▸ Data lines:
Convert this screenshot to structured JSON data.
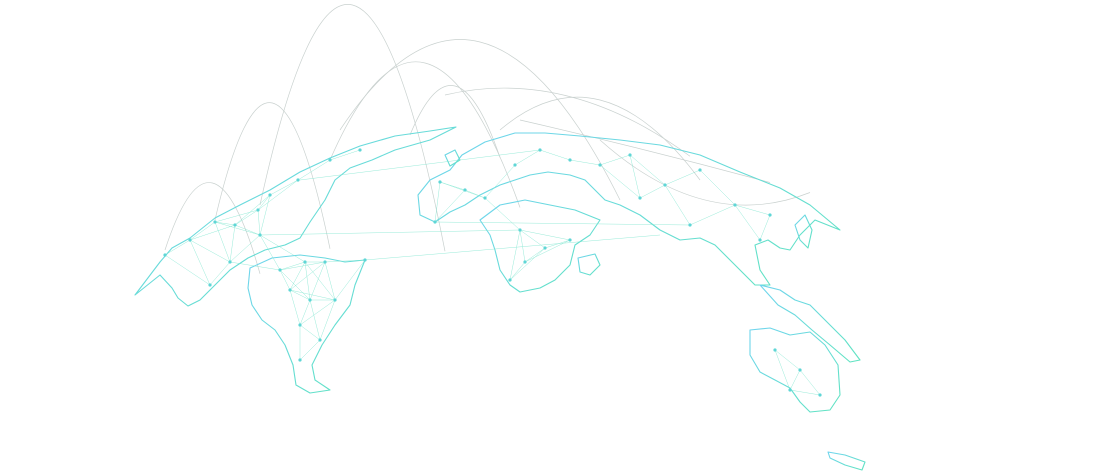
{
  "colors": {
    "background": "#ffffff",
    "land_stroke": "#5fe3c0",
    "land_stroke_alt": "#6fd4ee",
    "network_line": "#7fe6cf",
    "node": "#5fd6d6",
    "arc": "#c9d1cf"
  },
  "illustration": {
    "type": "world-map-network",
    "icon": "globe-network-icon"
  }
}
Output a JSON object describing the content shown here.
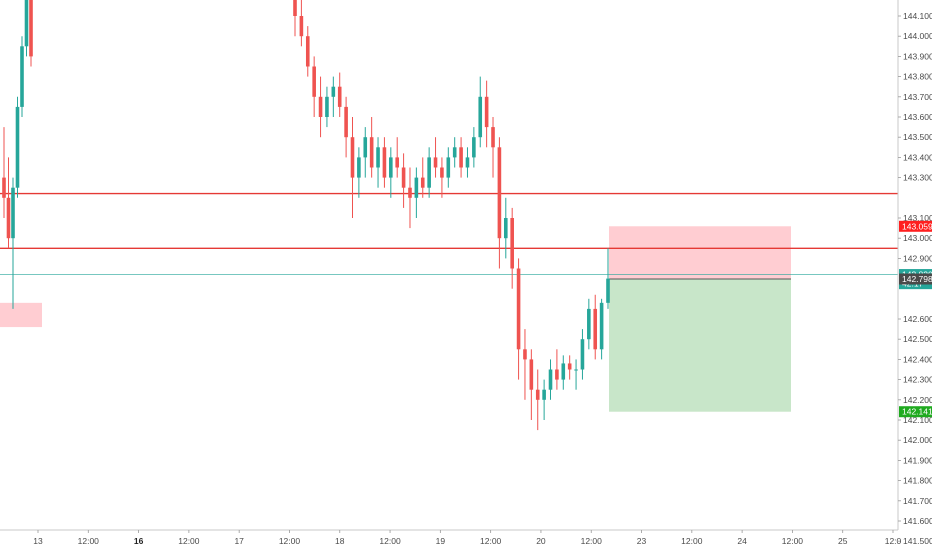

▸ Challenge: Repeat each entry exactly. Pictures do not belong in the copy.

▸ Correct response:
Convert this screenshot to structured JSON data.
{
  "colors": {
    "background": "#ffffff",
    "land_stroke": "#5fe3c0",
    "land_stroke_alt": "#6fd4ee",
    "network_line": "#7fe6cf",
    "node": "#5fd6d6",
    "arc": "#c9d1cf"
  },
  "illustration": {
    "type": "world-map-network",
    "icon": "globe-network-icon"
  }
}
Output a JSON object describing the content shown here.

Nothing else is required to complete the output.